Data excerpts
[start]

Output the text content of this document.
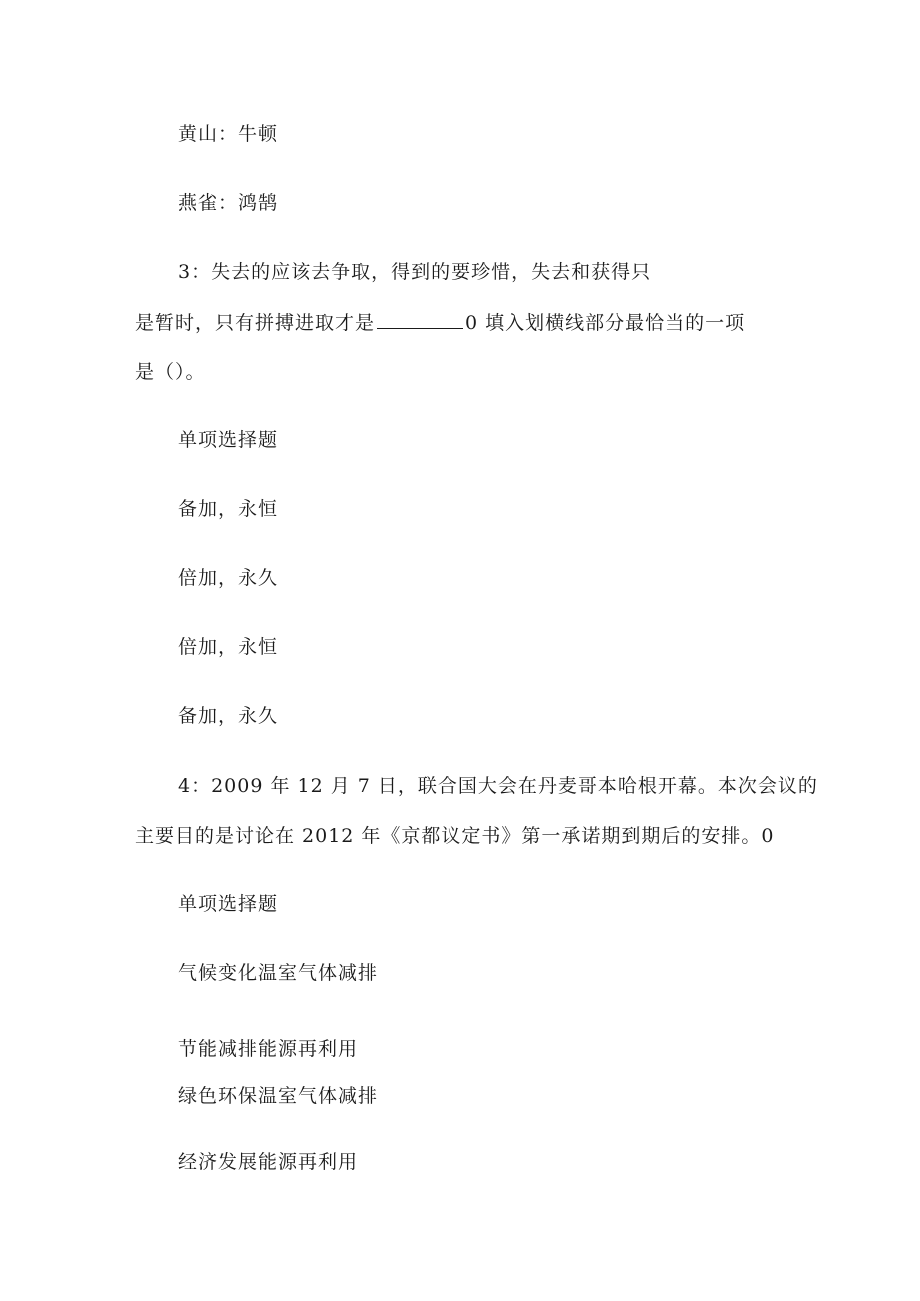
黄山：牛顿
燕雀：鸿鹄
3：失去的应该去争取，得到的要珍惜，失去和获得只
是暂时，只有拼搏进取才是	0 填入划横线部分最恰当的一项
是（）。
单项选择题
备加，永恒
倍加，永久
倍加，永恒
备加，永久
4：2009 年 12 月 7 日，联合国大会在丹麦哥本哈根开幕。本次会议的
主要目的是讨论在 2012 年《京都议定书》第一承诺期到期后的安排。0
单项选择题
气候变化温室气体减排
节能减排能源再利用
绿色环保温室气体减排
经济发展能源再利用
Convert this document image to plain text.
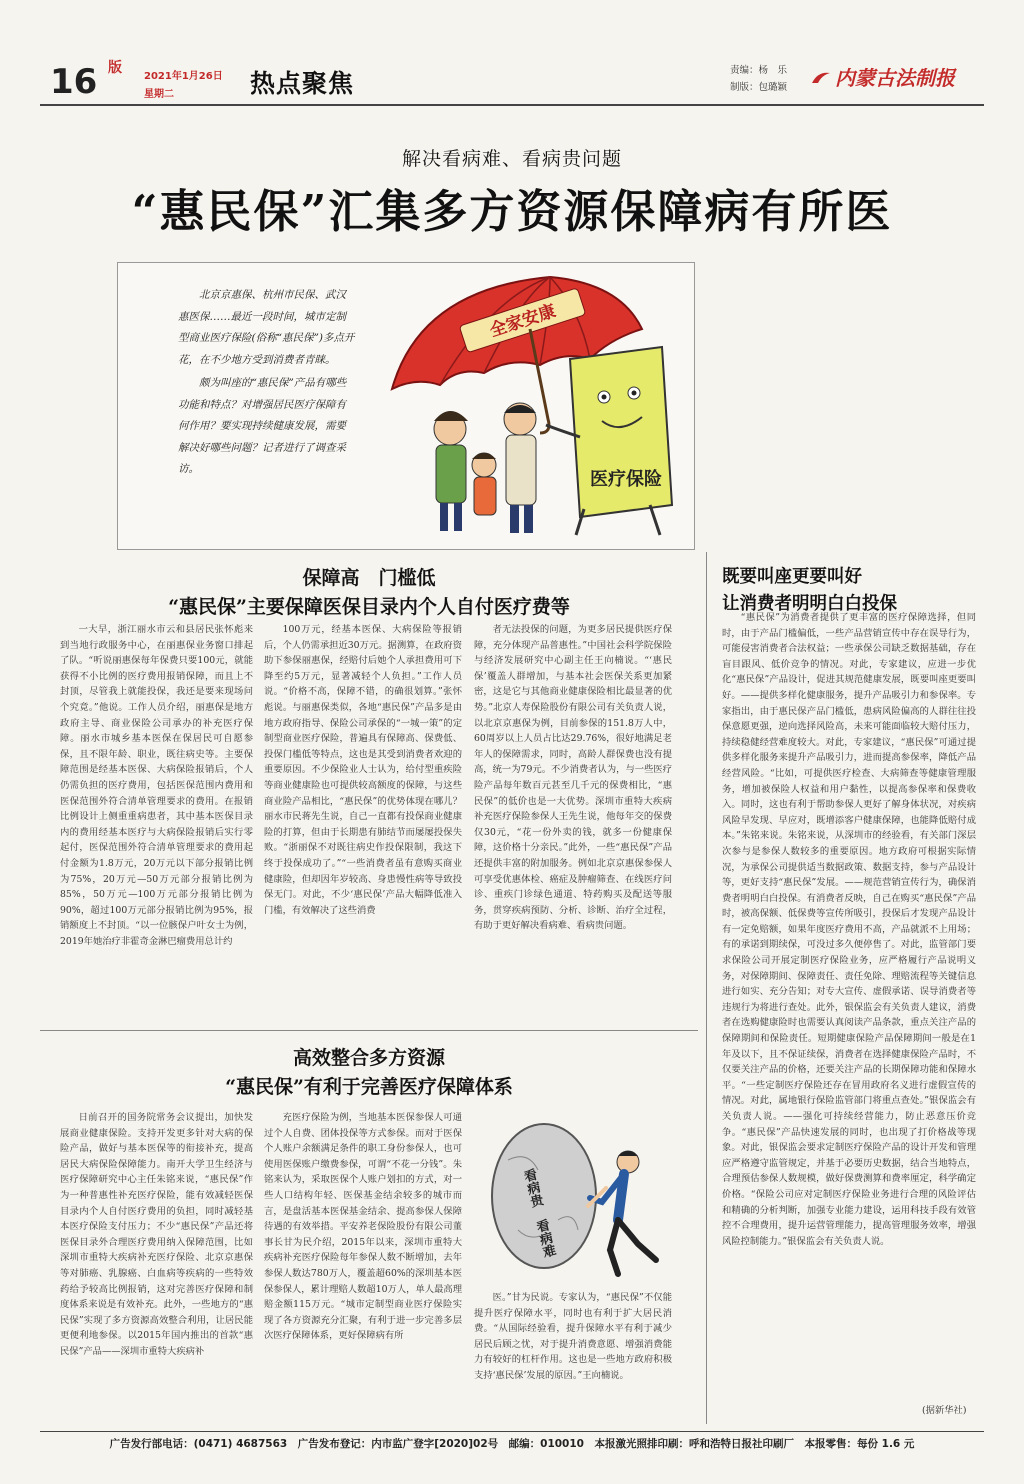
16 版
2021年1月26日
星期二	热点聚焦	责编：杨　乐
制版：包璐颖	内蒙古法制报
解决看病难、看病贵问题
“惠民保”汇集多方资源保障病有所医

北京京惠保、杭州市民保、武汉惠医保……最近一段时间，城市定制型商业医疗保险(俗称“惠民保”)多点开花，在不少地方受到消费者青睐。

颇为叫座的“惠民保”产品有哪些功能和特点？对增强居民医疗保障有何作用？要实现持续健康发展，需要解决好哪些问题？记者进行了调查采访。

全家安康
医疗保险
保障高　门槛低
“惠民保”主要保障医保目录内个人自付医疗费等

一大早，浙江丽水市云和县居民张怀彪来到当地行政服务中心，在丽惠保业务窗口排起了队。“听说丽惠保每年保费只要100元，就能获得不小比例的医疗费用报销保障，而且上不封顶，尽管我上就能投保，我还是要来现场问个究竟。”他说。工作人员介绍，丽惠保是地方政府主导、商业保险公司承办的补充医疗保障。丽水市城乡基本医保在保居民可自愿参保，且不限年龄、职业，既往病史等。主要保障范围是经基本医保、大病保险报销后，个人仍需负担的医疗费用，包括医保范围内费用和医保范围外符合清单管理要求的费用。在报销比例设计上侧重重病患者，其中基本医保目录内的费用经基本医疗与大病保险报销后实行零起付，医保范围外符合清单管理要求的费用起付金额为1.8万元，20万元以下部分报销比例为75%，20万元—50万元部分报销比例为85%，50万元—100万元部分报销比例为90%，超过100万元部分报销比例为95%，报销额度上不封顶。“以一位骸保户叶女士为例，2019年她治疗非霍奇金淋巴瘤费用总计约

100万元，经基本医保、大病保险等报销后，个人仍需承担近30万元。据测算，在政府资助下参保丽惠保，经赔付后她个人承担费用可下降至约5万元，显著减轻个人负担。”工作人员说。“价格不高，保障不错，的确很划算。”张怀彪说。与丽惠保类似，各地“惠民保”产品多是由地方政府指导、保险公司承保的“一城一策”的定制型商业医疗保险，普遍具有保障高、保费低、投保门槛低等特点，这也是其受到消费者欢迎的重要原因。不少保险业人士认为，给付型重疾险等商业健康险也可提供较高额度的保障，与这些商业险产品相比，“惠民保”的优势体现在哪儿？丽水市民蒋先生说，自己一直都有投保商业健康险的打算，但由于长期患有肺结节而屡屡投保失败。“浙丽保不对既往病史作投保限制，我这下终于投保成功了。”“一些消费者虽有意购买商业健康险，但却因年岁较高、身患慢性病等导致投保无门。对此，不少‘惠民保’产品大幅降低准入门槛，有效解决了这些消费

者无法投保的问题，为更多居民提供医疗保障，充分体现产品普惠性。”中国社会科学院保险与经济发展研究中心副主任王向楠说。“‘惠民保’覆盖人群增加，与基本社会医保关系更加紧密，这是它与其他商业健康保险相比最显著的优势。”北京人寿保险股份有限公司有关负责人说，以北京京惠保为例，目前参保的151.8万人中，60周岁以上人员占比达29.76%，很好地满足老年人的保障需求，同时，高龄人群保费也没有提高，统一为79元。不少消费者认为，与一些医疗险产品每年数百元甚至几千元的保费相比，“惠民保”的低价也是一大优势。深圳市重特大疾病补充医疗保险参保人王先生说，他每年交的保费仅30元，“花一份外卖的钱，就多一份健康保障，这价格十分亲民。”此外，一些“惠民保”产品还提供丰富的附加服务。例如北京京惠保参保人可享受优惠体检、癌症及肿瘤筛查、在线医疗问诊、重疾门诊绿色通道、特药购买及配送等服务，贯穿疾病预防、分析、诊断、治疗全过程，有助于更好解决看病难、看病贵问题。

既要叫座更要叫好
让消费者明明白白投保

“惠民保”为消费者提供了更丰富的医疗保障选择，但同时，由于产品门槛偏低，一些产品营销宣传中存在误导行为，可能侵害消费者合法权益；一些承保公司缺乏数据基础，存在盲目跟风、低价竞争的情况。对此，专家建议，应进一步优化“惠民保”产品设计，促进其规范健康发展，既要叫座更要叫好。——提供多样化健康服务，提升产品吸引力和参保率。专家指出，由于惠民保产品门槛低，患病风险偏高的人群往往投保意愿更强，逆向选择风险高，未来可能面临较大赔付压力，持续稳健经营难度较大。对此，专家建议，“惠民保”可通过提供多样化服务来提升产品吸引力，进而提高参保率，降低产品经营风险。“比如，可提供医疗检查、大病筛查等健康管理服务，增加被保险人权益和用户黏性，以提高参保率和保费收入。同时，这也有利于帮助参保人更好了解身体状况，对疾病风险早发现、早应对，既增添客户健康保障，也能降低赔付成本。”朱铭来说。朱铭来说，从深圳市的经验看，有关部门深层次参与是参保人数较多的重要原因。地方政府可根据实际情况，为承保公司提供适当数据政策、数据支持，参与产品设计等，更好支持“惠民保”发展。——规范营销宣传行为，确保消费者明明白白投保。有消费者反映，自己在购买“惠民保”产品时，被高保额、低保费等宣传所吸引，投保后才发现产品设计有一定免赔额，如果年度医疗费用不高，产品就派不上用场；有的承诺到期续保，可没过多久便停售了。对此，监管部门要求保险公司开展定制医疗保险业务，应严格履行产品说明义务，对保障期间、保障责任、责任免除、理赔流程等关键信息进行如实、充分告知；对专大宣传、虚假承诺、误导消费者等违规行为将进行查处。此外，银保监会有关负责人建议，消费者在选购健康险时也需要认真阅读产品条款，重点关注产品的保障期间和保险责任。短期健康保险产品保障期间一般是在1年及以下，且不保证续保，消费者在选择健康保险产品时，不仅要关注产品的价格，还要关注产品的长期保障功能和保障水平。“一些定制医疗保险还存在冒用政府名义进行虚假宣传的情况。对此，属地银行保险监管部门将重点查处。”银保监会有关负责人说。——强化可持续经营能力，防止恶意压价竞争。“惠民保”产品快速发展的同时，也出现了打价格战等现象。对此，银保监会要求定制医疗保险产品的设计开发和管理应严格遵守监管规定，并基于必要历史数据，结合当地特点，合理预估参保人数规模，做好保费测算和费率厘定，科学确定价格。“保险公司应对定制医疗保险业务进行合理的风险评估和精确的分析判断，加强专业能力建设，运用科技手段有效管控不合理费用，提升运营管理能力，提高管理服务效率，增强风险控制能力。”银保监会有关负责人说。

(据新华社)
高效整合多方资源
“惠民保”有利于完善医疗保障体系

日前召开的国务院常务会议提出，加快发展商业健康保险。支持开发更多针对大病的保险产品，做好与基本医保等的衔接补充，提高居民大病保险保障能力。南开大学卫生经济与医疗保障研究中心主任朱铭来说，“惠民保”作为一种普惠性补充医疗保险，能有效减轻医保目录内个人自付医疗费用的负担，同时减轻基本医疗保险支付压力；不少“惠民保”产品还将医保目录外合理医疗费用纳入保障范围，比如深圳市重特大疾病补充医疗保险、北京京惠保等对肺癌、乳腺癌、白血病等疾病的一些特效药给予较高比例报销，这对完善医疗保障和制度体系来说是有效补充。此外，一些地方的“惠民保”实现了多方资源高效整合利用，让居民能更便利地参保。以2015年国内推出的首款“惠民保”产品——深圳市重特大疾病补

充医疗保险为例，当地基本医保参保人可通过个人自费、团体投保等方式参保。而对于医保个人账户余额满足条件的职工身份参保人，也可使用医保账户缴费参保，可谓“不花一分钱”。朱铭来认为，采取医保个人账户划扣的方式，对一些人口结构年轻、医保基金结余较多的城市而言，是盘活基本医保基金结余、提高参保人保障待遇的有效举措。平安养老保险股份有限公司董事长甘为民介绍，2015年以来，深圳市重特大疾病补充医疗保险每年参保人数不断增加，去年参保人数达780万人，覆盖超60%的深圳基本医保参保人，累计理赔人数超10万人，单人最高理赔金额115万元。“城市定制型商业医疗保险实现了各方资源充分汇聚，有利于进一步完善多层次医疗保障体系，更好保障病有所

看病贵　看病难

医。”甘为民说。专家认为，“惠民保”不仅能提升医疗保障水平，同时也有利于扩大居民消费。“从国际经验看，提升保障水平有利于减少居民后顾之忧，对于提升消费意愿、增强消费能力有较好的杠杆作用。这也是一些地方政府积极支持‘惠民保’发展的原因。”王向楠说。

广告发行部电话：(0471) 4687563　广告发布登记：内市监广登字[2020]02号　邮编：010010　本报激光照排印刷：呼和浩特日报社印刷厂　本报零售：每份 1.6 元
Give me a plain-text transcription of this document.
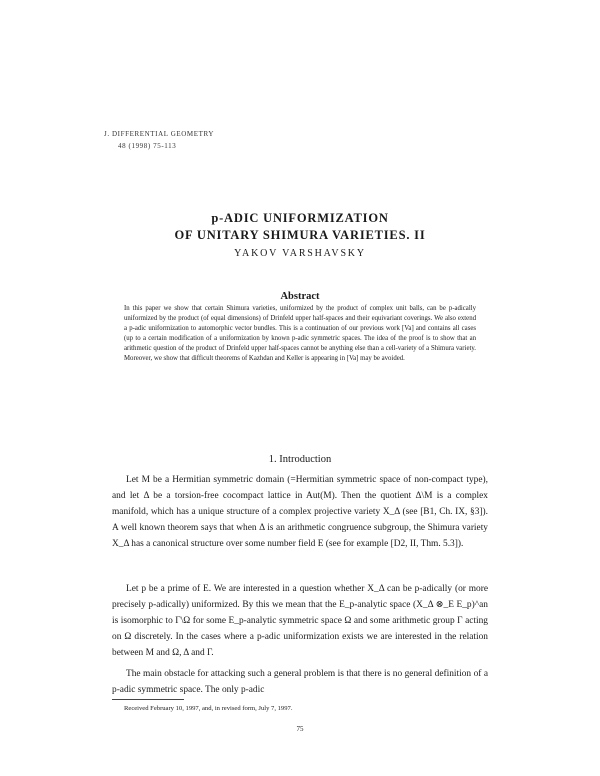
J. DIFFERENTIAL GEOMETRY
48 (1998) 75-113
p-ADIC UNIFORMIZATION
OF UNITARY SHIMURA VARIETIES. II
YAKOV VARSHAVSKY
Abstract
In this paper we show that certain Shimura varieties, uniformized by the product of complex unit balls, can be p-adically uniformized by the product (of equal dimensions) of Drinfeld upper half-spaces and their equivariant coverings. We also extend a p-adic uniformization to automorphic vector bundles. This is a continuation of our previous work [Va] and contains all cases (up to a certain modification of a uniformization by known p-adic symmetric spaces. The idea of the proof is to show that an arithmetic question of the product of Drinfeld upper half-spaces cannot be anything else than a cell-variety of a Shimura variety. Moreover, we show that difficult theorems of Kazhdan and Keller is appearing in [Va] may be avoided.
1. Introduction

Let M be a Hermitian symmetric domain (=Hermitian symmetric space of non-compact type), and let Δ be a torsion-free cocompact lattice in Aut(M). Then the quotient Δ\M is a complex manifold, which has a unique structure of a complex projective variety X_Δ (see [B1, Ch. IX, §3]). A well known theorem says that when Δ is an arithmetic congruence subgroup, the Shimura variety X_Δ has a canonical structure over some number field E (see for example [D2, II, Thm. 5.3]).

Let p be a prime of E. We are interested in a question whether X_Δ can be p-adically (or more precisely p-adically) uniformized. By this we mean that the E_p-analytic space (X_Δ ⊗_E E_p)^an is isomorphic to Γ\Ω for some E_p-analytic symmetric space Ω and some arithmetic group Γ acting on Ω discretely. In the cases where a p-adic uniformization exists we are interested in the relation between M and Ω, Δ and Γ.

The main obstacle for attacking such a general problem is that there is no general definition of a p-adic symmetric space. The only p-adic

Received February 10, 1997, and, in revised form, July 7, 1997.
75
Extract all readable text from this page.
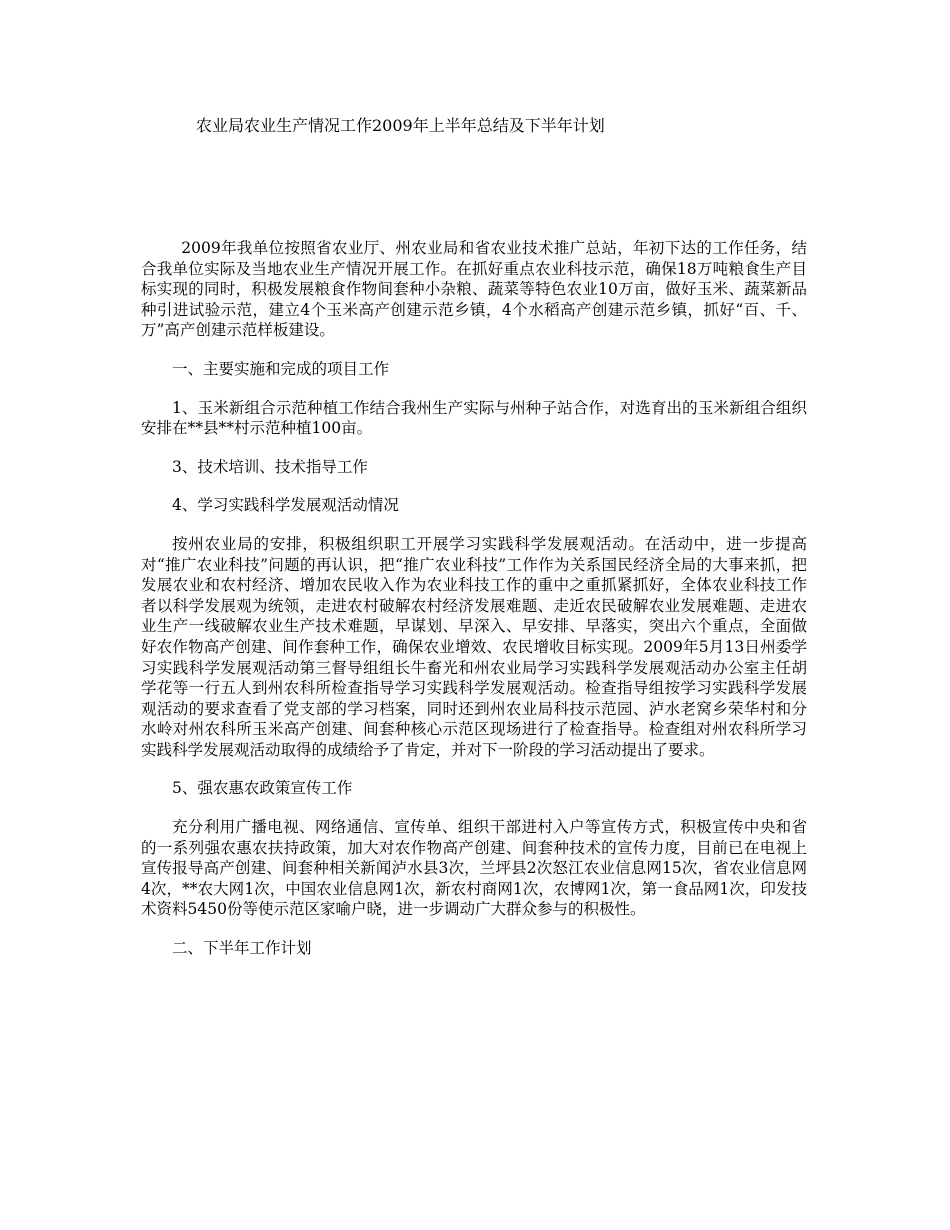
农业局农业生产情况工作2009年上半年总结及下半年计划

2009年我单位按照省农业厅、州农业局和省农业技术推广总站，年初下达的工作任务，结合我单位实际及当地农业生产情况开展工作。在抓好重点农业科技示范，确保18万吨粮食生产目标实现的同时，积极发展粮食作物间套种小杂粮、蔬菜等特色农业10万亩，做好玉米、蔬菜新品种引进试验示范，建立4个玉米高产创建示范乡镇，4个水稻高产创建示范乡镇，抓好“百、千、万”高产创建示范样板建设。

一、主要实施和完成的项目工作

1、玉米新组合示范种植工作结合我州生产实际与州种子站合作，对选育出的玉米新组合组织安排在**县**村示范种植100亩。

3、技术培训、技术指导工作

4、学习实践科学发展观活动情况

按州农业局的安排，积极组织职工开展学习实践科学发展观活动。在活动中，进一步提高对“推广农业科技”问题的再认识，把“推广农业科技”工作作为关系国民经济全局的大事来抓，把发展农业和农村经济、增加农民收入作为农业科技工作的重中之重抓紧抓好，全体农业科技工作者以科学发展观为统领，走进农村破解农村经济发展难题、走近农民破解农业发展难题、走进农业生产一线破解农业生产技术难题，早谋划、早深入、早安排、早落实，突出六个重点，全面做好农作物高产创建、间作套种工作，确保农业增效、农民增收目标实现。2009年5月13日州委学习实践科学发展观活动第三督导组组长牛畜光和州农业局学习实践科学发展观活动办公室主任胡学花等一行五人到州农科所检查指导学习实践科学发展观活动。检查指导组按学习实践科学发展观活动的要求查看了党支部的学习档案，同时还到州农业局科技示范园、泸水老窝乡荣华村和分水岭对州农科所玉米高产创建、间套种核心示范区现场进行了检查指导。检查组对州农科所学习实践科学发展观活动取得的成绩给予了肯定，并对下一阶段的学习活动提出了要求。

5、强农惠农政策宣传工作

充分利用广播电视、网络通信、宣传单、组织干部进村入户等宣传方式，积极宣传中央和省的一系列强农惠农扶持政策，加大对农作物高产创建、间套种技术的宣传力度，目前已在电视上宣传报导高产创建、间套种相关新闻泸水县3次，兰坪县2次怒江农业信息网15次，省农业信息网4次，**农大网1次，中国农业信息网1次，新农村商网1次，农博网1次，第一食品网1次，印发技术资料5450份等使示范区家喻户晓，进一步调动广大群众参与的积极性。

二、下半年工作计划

[end]

WHAT TO PRODUCE
Repeat exactly the lines in the entries from the one containing "Extract all readable text from this page." to the final line, inclusive, and nothing beyond them; skip pictures.

WRITTEN REPLY
Extract all readable text from this page.
农业局农业生产情况工作2009年上半年总结及下半年计划

2009年我单位按照省农业厅、州农业局和省农业技术推广总站，年初下达的工作任务，结合我单位实际及当地农业生产情况开展工作。在抓好重点农业科技示范，确保18万吨粮食生产目标实现的同时，积极发展粮食作物间套种小杂粮、蔬菜等特色农业10万亩，做好玉米、蔬菜新品种引进试验示范，建立4个玉米高产创建示范乡镇，4个水稻高产创建示范乡镇，抓好“百、千、万”高产创建示范样板建设。

一、主要实施和完成的项目工作

1、玉米新组合示范种植工作结合我州生产实际与州种子站合作，对选育出的玉米新组合组织安排在**县**村示范种植100亩。

3、技术培训、技术指导工作

4、学习实践科学发展观活动情况

按州农业局的安排，积极组织职工开展学习实践科学发展观活动。在活动中，进一步提高对“推广农业科技”问题的再认识，把“推广农业科技”工作作为关系国民经济全局的大事来抓，把发展农业和农村经济、增加农民收入作为农业科技工作的重中之重抓紧抓好，全体农业科技工作者以科学发展观为统领，走进农村破解农村经济发展难题、走近农民破解农业发展难题、走进农业生产一线破解农业生产技术难题，早谋划、早深入、早安排、早落实，突出六个重点，全面做好农作物高产创建、间作套种工作，确保农业增效、农民增收目标实现。2009年5月13日州委学习实践科学发展观活动第三督导组组长牛畜光和州农业局学习实践科学发展观活动办公室主任胡学花等一行五人到州农科所检查指导学习实践科学发展观活动。检查指导组按学习实践科学发展观活动的要求查看了党支部的学习档案，同时还到州农业局科技示范园、泸水老窝乡荣华村和分水岭对州农科所玉米高产创建、间套种核心示范区现场进行了检查指导。检查组对州农科所学习实践科学发展观活动取得的成绩给予了肯定，并对下一阶段的学习活动提出了要求。

5、强农惠农政策宣传工作

充分利用广播电视、网络通信、宣传单、组织干部进村入户等宣传方式，积极宣传中央和省的一系列强农惠农扶持政策，加大对农作物高产创建、间套种技术的宣传力度，目前已在电视上宣传报导高产创建、间套种相关新闻泸水县3次，兰坪县2次怒江农业信息网15次，省农业信息网4次，**农大网1次，中国农业信息网1次，新农村商网1次，农博网1次，第一食品网1次，印发技术资料5450份等使示范区家喻户晓，进一步调动广大群众参与的积极性。

二、下半年工作计划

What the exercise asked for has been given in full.